* **What you need to do**:
Retype, without alteration, each line from the line containing "Read this page and output its text content." to the final line of the records.
####################
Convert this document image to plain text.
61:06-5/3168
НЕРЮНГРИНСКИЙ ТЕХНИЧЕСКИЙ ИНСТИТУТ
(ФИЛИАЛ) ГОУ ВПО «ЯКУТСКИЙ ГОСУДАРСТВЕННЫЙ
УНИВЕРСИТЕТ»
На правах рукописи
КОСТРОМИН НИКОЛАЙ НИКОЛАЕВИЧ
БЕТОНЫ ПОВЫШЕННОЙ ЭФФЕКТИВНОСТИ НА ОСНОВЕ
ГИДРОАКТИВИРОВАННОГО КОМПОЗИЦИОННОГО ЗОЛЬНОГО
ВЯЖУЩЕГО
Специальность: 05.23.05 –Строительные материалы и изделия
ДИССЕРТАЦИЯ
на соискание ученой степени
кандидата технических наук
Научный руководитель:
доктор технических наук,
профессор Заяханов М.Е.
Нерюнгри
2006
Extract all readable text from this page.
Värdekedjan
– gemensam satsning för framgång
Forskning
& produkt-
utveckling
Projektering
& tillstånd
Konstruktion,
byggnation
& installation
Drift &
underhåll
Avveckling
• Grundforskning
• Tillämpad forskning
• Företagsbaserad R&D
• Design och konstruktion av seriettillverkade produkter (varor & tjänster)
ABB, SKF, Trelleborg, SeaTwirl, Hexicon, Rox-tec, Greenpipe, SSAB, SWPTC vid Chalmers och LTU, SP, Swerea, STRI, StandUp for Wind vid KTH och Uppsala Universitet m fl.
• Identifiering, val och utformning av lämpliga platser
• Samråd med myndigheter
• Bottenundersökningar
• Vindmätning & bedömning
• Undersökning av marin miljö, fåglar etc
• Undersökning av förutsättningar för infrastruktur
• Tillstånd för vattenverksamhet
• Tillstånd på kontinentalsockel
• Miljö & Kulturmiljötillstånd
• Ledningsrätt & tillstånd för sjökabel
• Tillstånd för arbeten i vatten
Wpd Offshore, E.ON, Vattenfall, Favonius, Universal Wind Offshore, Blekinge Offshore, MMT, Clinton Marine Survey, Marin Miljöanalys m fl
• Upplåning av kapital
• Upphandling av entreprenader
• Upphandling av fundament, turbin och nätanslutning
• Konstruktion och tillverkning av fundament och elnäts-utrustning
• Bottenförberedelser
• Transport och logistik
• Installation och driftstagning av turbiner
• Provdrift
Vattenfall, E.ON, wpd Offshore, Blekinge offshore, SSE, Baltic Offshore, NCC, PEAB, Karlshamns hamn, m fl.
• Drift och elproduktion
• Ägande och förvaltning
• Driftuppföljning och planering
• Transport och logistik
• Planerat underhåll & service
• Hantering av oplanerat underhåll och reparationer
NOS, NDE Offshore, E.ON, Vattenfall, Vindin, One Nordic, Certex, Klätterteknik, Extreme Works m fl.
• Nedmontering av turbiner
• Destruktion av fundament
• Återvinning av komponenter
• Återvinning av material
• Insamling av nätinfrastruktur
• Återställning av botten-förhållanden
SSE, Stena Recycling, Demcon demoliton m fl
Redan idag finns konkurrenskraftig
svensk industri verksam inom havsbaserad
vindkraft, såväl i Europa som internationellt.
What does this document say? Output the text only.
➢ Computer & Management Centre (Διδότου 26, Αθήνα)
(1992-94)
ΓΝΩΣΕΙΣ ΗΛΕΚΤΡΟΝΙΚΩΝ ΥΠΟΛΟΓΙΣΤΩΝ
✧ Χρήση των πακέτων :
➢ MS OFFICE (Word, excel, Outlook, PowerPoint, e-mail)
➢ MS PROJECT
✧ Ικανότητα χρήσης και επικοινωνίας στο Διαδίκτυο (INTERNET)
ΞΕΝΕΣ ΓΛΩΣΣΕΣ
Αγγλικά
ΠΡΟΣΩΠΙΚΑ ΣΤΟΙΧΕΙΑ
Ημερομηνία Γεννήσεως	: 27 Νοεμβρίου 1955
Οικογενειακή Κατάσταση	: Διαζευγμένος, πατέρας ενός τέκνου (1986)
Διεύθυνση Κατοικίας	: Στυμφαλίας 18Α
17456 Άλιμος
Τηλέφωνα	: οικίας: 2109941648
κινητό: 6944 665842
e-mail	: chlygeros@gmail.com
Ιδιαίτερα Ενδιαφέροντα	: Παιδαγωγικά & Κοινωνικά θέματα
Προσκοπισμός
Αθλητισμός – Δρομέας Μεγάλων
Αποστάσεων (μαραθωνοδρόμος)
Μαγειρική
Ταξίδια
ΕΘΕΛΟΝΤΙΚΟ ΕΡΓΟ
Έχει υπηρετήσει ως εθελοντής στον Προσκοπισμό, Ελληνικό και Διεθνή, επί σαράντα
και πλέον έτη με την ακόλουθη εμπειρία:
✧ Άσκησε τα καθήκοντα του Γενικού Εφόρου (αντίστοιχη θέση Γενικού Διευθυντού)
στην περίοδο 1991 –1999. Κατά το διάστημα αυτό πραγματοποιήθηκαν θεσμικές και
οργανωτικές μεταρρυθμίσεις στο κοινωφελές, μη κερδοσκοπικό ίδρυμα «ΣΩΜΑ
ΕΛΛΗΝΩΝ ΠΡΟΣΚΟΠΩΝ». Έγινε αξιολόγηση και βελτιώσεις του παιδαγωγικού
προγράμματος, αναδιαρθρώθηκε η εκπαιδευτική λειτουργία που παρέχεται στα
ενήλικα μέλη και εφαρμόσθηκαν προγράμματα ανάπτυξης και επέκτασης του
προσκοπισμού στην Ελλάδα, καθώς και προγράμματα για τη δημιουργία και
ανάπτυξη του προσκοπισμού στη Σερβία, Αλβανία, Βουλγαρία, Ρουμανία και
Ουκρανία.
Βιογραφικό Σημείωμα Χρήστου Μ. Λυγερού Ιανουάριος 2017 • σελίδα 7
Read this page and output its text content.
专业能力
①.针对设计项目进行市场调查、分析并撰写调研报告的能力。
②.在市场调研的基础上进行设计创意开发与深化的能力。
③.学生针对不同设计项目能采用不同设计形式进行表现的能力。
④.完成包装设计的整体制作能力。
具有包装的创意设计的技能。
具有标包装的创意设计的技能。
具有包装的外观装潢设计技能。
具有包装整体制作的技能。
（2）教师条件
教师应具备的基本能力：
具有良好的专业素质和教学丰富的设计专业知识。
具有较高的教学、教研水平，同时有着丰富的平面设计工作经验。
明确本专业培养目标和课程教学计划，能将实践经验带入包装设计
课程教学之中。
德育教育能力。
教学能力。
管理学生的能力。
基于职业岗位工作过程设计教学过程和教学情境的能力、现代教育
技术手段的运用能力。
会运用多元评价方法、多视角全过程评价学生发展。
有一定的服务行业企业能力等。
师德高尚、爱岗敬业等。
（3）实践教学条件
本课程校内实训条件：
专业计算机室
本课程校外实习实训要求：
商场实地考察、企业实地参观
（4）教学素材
####################
* **Task solution**:
Read this page and output its text content.
专业能力
①.针对设计项目进行市场调查、分析并撰写调研报告的能力。
②.在市场调研的基础上进行设计创意开发与深化的能力。
③.学生针对不同设计项目能采用不同设计形式进行表现的能力。
④.完成包装设计的整体制作能力。
具有包装的创意设计的技能。
具有标包装的创意设计的技能。
具有包装的外观装潢设计技能。
具有包装整体制作的技能。
（2）教师条件
教师应具备的基本能力：
具有良好的专业素质和教学丰富的设计专业知识。
具有较高的教学、教研水平，同时有着丰富的平面设计工作经验。
明确本专业培养目标和课程教学计划，能将实践经验带入包装设计
课程教学之中。
德育教育能力。
教学能力。
管理学生的能力。
基于职业岗位工作过程设计教学过程和教学情境的能力、现代教育
技术手段的运用能力。
会运用多元评价方法、多视角全过程评价学生发展。
有一定的服务行业企业能力等。
师德高尚、爱岗敬业等。
（3）实践教学条件
本课程校内实训条件：
专业计算机室
本课程校外实习实训要求：
商场实地考察、企业实地参观
（4）教学素材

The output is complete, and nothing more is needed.